EXTRACTED MATERIAL:

— BEGIN —

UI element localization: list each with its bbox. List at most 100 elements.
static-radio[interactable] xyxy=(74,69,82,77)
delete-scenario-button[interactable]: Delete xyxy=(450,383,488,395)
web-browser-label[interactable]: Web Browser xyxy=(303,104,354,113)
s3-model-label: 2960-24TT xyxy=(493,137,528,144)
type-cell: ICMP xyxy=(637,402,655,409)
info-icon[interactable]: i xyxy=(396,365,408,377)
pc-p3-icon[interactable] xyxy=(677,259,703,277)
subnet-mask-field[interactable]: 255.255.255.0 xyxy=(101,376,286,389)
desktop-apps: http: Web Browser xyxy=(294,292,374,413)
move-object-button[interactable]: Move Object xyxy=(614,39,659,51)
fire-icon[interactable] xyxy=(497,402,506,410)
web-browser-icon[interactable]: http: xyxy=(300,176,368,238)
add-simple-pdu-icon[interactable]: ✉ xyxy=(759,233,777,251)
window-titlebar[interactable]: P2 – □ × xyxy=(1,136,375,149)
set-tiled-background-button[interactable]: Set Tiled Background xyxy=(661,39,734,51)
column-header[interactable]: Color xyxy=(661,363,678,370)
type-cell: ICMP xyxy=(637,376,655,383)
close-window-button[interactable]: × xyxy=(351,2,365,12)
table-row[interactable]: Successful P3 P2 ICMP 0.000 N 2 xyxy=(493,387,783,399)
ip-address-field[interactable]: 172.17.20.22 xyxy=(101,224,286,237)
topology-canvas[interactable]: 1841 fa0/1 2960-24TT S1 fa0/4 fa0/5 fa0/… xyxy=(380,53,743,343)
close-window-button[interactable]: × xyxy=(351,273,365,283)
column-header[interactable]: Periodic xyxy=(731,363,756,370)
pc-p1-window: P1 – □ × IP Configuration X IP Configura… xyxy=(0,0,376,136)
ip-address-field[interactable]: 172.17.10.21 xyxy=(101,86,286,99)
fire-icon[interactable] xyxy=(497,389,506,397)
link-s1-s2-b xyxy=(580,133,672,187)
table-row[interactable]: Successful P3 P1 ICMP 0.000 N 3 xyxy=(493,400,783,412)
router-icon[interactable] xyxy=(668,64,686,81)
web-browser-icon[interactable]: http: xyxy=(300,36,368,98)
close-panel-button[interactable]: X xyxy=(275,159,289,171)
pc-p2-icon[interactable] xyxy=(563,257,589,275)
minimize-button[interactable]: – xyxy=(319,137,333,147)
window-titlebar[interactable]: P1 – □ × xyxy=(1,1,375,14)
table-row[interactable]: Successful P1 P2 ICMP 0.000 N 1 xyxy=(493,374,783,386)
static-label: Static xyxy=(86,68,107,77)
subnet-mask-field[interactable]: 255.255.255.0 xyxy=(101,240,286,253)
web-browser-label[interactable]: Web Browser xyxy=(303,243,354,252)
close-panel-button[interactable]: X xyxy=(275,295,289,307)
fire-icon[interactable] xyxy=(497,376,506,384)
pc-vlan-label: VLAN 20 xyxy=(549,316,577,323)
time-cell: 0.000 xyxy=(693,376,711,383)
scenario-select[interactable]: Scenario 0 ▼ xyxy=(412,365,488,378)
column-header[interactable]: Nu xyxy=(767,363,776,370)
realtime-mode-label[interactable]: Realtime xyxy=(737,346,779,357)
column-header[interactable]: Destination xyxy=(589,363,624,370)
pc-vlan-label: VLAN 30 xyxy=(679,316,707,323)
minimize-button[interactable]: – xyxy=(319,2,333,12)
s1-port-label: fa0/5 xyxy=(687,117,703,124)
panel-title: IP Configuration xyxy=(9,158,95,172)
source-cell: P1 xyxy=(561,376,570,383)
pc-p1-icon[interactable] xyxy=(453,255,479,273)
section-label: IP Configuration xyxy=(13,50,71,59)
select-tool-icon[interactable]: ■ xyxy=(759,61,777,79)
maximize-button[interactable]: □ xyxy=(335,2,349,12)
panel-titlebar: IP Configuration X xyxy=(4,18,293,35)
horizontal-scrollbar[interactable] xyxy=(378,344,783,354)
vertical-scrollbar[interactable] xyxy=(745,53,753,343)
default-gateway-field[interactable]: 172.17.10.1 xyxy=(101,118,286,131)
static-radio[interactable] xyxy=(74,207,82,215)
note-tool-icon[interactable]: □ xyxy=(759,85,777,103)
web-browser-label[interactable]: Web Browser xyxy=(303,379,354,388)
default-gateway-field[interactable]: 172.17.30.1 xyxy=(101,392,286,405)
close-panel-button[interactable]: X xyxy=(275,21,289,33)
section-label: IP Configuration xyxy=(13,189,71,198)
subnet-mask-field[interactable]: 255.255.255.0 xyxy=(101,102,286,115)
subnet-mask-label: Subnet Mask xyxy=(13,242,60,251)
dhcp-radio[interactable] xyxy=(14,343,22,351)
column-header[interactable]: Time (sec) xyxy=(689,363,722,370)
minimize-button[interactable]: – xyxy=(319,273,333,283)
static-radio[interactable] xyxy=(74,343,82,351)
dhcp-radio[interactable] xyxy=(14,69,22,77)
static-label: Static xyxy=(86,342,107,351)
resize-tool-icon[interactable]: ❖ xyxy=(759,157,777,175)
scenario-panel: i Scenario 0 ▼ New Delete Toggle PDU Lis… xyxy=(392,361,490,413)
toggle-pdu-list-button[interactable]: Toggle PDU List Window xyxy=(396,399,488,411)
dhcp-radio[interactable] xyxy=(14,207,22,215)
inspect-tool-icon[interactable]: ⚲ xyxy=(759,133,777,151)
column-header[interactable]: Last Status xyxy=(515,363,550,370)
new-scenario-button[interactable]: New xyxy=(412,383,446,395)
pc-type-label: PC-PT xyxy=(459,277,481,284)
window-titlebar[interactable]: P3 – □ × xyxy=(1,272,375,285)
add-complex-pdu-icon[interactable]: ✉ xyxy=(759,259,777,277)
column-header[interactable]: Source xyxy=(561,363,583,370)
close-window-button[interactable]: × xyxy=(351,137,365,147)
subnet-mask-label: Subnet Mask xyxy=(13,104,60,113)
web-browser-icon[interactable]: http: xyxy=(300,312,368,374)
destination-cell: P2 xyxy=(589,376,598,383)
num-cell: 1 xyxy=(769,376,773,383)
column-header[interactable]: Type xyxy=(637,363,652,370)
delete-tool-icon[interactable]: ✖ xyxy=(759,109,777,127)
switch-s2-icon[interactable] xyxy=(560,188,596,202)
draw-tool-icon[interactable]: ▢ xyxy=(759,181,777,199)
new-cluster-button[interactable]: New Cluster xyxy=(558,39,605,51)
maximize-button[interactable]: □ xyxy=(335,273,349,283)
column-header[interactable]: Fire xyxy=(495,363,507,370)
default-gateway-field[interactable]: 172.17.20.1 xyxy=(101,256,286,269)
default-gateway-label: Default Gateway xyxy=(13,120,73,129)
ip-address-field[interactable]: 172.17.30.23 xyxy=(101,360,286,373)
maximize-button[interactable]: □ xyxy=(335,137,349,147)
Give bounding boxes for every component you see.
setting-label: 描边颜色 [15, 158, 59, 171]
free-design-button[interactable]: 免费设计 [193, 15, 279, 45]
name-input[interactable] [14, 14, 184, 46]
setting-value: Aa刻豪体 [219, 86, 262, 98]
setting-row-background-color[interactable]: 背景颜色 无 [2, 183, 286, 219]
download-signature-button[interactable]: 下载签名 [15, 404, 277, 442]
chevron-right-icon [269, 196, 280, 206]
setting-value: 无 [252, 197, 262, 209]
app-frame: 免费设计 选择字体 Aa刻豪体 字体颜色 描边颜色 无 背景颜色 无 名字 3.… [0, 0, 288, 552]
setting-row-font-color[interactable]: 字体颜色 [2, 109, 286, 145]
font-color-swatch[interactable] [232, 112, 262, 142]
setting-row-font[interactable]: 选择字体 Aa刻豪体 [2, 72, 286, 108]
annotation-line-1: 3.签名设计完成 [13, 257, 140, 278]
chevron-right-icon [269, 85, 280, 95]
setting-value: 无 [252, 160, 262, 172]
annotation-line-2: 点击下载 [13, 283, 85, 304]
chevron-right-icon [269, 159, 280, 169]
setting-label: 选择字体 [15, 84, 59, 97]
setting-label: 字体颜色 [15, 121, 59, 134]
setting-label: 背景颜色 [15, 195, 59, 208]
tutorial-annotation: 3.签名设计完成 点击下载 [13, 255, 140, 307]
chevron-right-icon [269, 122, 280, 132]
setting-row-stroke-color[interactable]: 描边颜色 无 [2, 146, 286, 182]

— END —

SET PROBLEM: Print the items from the very first line through the line containing "desktop-apps: http: Web", both included, reproducing each line unchanged.

RIGHT ANSWER:
UI element localization: list each with its bbox. List at most 100 elements.
static-radio[interactable] xyxy=(74,69,82,77)
delete-scenario-button[interactable]: Delete xyxy=(450,383,488,395)
web-browser-label[interactable]: Web Browser xyxy=(303,104,354,113)
s3-model-label: 2960-24TT xyxy=(493,137,528,144)
type-cell: ICMP xyxy=(637,402,655,409)
info-icon[interactable]: i xyxy=(396,365,408,377)
pc-p3-icon[interactable] xyxy=(677,259,703,277)
subnet-mask-field[interactable]: 255.255.255.0 xyxy=(101,376,286,389)
desktop-apps: http: Web Browser xyxy=(294,292,374,413)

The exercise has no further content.